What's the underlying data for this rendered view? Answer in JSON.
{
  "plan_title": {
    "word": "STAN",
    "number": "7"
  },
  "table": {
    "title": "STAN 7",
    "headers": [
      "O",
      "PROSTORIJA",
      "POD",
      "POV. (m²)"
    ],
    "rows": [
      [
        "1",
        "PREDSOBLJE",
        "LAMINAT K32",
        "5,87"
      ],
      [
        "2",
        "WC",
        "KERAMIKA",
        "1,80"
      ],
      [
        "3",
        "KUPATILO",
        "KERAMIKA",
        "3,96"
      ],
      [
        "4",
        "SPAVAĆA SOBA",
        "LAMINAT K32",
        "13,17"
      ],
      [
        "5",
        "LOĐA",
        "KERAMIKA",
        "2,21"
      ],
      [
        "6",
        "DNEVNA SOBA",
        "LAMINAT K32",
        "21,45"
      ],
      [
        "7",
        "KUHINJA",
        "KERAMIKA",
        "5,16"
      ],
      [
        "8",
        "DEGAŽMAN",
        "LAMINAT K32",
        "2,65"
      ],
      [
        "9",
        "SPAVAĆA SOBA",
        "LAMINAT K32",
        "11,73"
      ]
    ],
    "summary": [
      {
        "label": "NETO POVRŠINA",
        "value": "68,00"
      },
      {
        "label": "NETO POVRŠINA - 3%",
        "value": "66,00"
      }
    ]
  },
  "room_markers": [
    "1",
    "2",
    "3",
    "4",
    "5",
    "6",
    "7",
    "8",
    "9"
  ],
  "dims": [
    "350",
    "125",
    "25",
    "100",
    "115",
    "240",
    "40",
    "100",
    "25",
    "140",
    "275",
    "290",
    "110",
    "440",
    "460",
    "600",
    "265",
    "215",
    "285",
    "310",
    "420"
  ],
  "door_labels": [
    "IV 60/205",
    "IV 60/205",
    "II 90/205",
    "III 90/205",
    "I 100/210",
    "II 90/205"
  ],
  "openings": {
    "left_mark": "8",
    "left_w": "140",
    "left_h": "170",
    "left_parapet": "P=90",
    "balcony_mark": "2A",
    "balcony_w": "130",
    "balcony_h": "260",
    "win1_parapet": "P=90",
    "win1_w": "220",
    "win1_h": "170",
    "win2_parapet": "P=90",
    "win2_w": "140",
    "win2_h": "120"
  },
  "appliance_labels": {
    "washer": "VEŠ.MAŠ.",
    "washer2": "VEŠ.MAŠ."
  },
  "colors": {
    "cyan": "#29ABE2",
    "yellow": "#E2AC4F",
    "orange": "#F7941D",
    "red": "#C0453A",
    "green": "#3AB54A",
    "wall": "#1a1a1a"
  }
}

# EXERCISE PROMPT
Gather every line from the listing above in which the word "NETO" appears.

# THE OUTPUT
        "label": "NETO POVRŠINA",
        "label": "NETO POVRŠINA - 3%",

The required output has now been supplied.